Transcribe the material in full, exactly as written.
----
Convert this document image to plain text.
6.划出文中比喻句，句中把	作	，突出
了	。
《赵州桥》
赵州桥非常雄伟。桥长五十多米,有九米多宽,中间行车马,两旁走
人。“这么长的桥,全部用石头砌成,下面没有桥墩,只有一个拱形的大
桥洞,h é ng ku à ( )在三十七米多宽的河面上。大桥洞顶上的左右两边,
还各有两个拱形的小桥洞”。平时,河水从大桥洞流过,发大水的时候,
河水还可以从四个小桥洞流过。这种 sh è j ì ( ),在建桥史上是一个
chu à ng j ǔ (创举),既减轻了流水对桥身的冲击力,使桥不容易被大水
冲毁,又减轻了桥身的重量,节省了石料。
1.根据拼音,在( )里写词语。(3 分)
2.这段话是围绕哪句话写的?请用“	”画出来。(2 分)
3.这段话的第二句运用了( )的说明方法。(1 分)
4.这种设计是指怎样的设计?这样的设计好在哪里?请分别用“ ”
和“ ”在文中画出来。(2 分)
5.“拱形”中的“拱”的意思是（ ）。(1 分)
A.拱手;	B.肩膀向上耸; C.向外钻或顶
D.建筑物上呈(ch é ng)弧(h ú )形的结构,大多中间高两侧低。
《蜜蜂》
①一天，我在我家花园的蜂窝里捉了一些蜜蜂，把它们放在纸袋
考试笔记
----
# [EXPECTED ANSWER]
Convert this document image to plain text.
6.划出文中比喻句，句中把	作	，突出
了	。
《赵州桥》
赵州桥非常雄伟。桥长五十多米,有九米多宽,中间行车马,两旁走
人。“这么长的桥,全部用石头砌成,下面没有桥墩,只有一个拱形的大
桥洞,h é ng ku à ( )在三十七米多宽的河面上。大桥洞顶上的左右两边,
还各有两个拱形的小桥洞”。平时,河水从大桥洞流过,发大水的时候,
河水还可以从四个小桥洞流过。这种 sh è j ì ( ),在建桥史上是一个
chu à ng j ǔ (创举),既减轻了流水对桥身的冲击力,使桥不容易被大水
冲毁,又减轻了桥身的重量,节省了石料。
1.根据拼音,在( )里写词语。(3 分)
2.这段话是围绕哪句话写的?请用“	”画出来。(2 分)
3.这段话的第二句运用了( )的说明方法。(1 分)
4.这种设计是指怎样的设计?这样的设计好在哪里?请分别用“ ”
和“ ”在文中画出来。(2 分)
5.“拱形”中的“拱”的意思是（ ）。(1 分)
A.拱手;	B.肩膀向上耸; C.向外钻或顶
D.建筑物上呈(ch é ng)弧(h ú )形的结构,大多中间高两侧低。
《蜜蜂》
①一天，我在我家花园的蜂窝里捉了一些蜜蜂，把它们放在纸袋
考试笔记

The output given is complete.